►

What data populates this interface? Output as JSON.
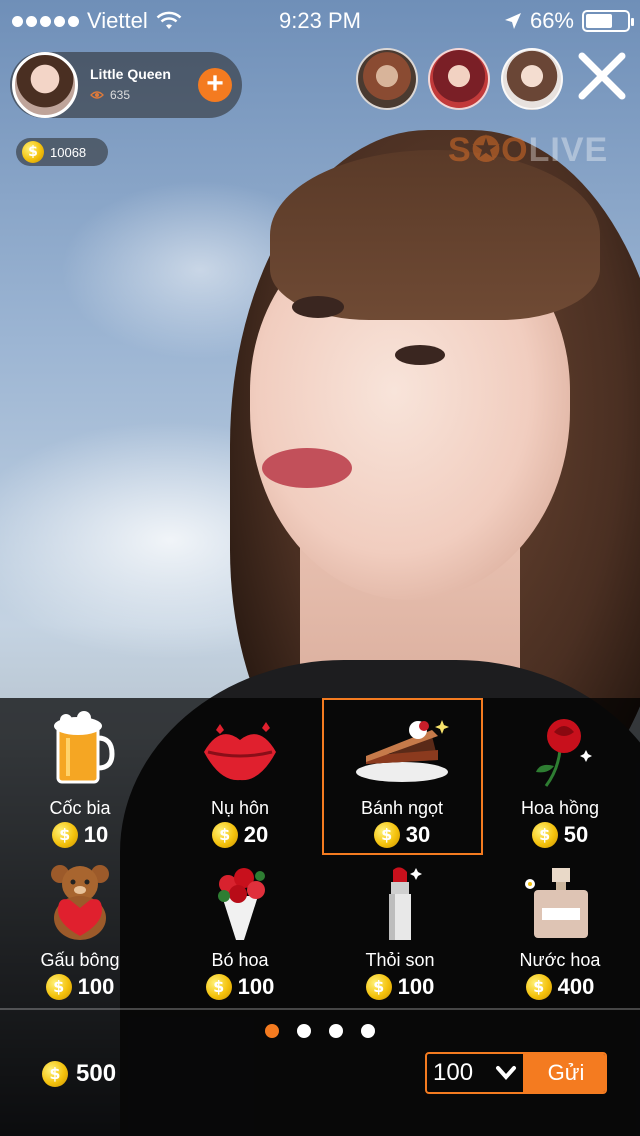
{
  "status_bar": {
    "carrier": "Viettel",
    "time": "9:23 PM",
    "battery": "66%",
    "battery_level": 0.66
  },
  "host": {
    "name": "Little Queen",
    "views": "635"
  },
  "coins": {
    "amount": "10068"
  },
  "watermark": {
    "prefix": "S",
    "middle": "✪O",
    "suffix": "LIVE"
  },
  "gifts": [
    {
      "label": "Cốc bia",
      "price": "10",
      "icon": "beer-icon"
    },
    {
      "label": "Nụ hôn",
      "price": "20",
      "icon": "lips-icon"
    },
    {
      "label": "Bánh ngọt",
      "price": "30",
      "icon": "cake-icon",
      "selected": true
    },
    {
      "label": "Hoa hồng",
      "price": "50",
      "icon": "rose-icon"
    },
    {
      "label": "Gấu bông",
      "price": "100",
      "icon": "teddy-bear-icon"
    },
    {
      "label": "Bó hoa",
      "price": "100",
      "icon": "bouquet-icon"
    },
    {
      "label": "Thỏi son",
      "price": "100",
      "icon": "lipstick-icon"
    },
    {
      "label": "Nước hoa",
      "price": "400",
      "icon": "perfume-icon"
    }
  ],
  "pager": {
    "pages": 4,
    "active": 1
  },
  "footer": {
    "balance": "500",
    "quantity": "100",
    "send_label": "Gửi"
  },
  "colors": {
    "accent": "#f47b20"
  }
}
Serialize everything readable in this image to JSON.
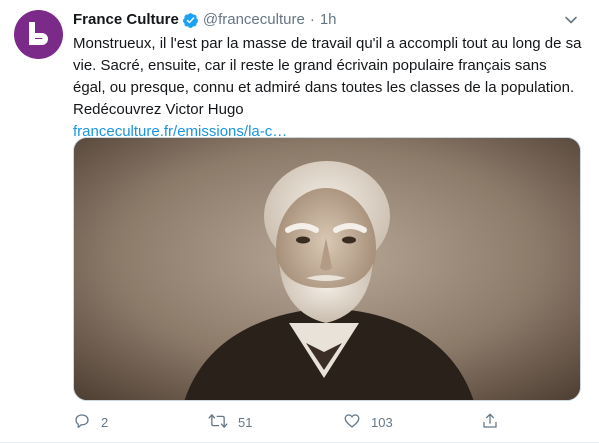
{
  "tweet": {
    "author_name": "France Culture",
    "handle": "@franceculture",
    "separator": "·",
    "time": "1h",
    "text": "Monstrueux, il l'est par la masse de travail qu'il a accompli tout au long de sa vie. Sacré, ensuite, car il reste le grand écrivain populaire français sans égal, ou presque, connu et admiré dans toutes les classes de la population. Redécouvrez Victor Hugo",
    "link": "franceculture.fr/emissions/la-c…",
    "verified": true
  },
  "actions": {
    "reply_count": "2",
    "retweet_count": "51",
    "like_count": "103"
  },
  "icons": {
    "avatar": "france-culture-logo",
    "verified": "verified-badge-icon",
    "caret": "chevron-down-icon",
    "reply": "reply-icon",
    "retweet": "retweet-icon",
    "like": "heart-icon",
    "share": "share-icon"
  },
  "colors": {
    "brand_avatar": "#7b2a8a",
    "link": "#1b95e0",
    "muted": "#657786",
    "verified": "#1da1f2"
  }
}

◄

### EXERCISE AIM
Isolate each line of the listing above that includes "franceculture". Copy it.

### RESPONSE TO THE TASK
    "handle": "@franceculture",
    "link": "franceculture.fr/emissions/la-c…",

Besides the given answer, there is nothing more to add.